TEXTO PROPORCIONADO:

Salí un rato de aquella capilla ardiente a la galería como para cambiar de aire, y recibí unos hilitos de luna colándose por las ramas del enorme árbol de Áser, que me contagiaron algo de nostalgia. 

Los recuerdos me llevaron a hacia unos años atrás, cuando era niño, en un viejísimo tranvía, ruidoso y con olor a hierro caliente, por la calle Estados Unidos, al barrio de San Vicente en Córdoba. 

Luego caminando llegábamos a la calle Ramón Ocampo, donde vivió el abuelo, con su hija María Ema, hasta el año 1962, en que regresaron a la casa propia en San Esteban de Punilla, por la preocupante demencia senil que le aquejaba a él. 

Aquella de San Vicente, era una casa antigua de las que se denominan casa chorizo con muchas flores en sus jardines, las que despedían perfumes acariciantes; y en la cocina el aroma a café, quedó para siempre en mi memoria olfativa. Pasando hacia los fondos había como dos patios. En otras habitaciones internas, vivía una muy respetable familia italiana de apellido Simonatto, quienes eran los propietarios.

La galería de mosaicos dibujados y columnas de hierro con molduras daban paso hacia la derecha, a los dormitorios: el primero, el del abuelo, se lucía con una alta cama con barrotes de bronce muy dorados, con mesa de noche tapa de mármol y la radio RCA Víctor, que imitaba a un mueble lustrado, de metro y medio de altura, casi más alta que yo.

MATERIAL:
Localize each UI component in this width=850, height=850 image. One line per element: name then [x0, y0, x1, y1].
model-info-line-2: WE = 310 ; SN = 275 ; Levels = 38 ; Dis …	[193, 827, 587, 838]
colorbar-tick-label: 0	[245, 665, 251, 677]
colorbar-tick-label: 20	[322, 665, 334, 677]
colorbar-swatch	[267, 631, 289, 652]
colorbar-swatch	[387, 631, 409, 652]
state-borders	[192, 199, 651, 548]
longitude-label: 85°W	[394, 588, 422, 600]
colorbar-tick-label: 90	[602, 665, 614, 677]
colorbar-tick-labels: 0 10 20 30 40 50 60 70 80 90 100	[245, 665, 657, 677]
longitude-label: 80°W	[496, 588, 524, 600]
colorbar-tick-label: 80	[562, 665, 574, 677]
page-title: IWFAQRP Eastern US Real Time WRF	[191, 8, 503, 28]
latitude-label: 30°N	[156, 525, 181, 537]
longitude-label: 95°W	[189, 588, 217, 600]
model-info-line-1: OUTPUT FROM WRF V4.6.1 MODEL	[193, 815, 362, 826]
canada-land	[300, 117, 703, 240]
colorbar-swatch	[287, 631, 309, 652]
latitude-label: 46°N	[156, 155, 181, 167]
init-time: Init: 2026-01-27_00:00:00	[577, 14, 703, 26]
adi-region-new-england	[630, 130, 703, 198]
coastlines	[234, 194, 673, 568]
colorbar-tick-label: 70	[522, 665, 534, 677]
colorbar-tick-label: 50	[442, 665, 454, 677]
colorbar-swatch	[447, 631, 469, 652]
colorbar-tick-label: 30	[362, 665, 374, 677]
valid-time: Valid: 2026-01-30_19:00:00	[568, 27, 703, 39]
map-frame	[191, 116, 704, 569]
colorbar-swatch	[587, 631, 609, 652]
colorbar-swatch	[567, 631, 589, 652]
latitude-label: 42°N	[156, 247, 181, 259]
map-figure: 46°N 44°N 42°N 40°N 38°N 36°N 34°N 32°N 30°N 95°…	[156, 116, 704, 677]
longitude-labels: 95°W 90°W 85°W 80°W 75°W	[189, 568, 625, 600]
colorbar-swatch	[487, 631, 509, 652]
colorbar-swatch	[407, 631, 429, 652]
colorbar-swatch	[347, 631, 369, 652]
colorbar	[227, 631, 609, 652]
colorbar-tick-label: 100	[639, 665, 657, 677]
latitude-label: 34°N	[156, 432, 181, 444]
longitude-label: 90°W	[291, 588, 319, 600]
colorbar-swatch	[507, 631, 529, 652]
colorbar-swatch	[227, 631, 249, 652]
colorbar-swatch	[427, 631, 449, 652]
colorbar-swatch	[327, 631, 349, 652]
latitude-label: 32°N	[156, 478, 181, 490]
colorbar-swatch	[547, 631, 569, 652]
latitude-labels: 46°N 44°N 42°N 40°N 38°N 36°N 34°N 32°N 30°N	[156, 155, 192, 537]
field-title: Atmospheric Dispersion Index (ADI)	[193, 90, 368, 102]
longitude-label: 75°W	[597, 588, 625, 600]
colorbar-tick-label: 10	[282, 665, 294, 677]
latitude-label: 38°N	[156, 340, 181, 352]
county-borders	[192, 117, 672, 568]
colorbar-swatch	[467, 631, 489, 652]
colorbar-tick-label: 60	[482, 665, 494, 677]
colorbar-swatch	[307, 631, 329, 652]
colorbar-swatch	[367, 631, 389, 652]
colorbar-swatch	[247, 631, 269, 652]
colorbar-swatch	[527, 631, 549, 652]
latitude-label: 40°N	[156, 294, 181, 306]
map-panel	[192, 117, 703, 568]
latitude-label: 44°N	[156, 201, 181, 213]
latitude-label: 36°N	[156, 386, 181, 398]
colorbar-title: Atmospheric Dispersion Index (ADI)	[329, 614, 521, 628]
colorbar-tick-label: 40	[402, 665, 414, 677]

TAREA 1: Reproduce del texto sobre la casa de San Vicente el tramo que va desde "Salí un rato" hasta "aquejaba a él.".
TAREA 2: Resume en dos oraciones el texto sobre la casa de San Vicente.
TAREA 3: Retoma el texto sobre la casa de San Vicente y continúalo a partir de donde termina.
No hace falta consultar el material.

RESULTADO DEL EJERCICIO 1:
Salí un rato de aquella capilla ardiente a la galería como para cambiar de aire, y recibí unos hilitos de luna colándose por las ramas del enorme árbol de Áser, que me contagiaron algo de nostalgia. 

Los recuerdos me llevaron a hacia unos años atrás, cuando era niño, en un viejísimo tranvía, ruidoso y con olor a hierro caliente, por la calle Estados Unidos, al barrio de San Vicente en Córdoba. 

Luego caminando llegábamos a la calle Ramón Ocampo, donde vivió el abuelo, con su hija María Ema, hasta el año 1962, en que regresaron a la casa propia en San Esteban de Punilla, por la preocupante demencia senil que le aquejaba a él.

RESULTADO DEL EJERCICIO 2: Al salir de una capilla ardiente a la galería, bajo unos hilos de luna entre las ramas de un enorme árbol, quien narra recuerda los viajes de su niñez en un viejo tranvía hasta el barrio de San Vicente, en Córdoba, donde el abuelo vivió con su hija María Ema hasta 1962. Aquella era una antigua casa chorizo con jardines floridos, aroma a café en la cocina y dos patios, propiedad de la familia Simonatto, y el dormitorio del abuelo tenía una alta cama de barrotes de bronce, una mesa de noche de mármol y una radio RCA Víctor.

RESULTADO DEL EJERCICIO 3:
El abuelo nos saludaba a todos, pero luego se dirigía a mí, yo lo miraba extrañado pues sus ojos tenían una ruedita de otro color en el iris. Entonces me decía que abriese el cajón de su mesita de noche, donde hallaría el paquetito de caramelos, o alfeñiques, que siempre tenía preparados. 

Esa visita, era un ritual de los sábados por la tarde, amable tertulia, acomodados en el juego de jardín de hierro color blanco y rodeados de flores, al que se llegaba descendiendo tres escalones desde la orilla izquierda de la galería.

Ya son las ocho y media dijo mi madre para que nos despertáramos en aquella fría mañana de San Esteban, pues llevarían al abuelito hasta el cementerio de Dolores, antes del mediodía. 

Creo que todo el pueblo acompañó con mucho respeto por las callecitas serranas, y luego de depositar el féretro en la bóveda familiar, al lado de los restos de su amada esposa, llamada Evangelista Moyano Olmos. Comenzó a retirarse la gente de a poco, en medio de pésames, abrazos, y besos, sobre todo a nosotros, casi los únicos chicos en el lugar.

Hasta aquí, parece que se selló la historia personal de Don Tomás Pereyra Freites, el hombrecito de una “vida opaca” para algunos. Pero comencé a preguntar a mis tíos, porque vi cierto respeto en los vecinos, por lo que pensé: mi abuelo, no fue, uno más en este pueblo.

La muy querida tía Ema, nos contó que su papá, llegó a tener un importante puesto de inspector en La Defensa Agraria, dependiente de la nación, donde se jubiló. Que fue conocido de don Carlos Nicasio Paz, dueño de los campos donde hoy se erige La Villa Carlos Paz, enorme punto turístico del país. 

Que su médico personal fue el Dr. Bercovich Rodríguez, con clínica propia frente al Paseo Sobremonte; médico que llegó a ser Gobernador de la Provincia de Córdoba.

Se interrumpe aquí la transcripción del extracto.